⟨

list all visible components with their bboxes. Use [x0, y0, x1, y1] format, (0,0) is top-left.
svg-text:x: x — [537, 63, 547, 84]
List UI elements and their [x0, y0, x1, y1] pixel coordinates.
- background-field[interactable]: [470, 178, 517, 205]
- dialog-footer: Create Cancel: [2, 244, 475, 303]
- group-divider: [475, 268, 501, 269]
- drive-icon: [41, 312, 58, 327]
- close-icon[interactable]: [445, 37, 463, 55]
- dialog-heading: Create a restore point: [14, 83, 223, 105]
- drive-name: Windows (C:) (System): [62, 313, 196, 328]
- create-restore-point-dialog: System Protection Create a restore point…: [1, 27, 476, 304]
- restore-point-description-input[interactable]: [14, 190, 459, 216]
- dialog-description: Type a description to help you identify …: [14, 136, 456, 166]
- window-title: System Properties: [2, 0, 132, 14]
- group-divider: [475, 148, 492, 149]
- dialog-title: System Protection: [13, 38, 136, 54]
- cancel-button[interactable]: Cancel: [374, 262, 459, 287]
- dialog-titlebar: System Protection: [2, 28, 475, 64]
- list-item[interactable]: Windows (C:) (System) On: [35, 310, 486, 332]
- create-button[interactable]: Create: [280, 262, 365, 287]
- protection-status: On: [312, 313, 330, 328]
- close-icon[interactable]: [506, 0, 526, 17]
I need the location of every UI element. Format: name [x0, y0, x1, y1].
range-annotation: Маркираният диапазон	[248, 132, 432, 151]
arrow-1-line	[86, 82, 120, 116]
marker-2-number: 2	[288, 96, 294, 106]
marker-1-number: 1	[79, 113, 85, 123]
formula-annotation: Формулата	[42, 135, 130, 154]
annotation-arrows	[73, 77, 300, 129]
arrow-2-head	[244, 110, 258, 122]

⟩

#### Aim
Find each line in the entries above that contains the string "their" and copy it out in full. Case counts.

#### Output of the task
list all visible components with their bboxes. Use [x0, y0, x1, y1] format, (0,0) is top-left.
List UI elements and their [x0, y0, x1, y1] pixel coordinates.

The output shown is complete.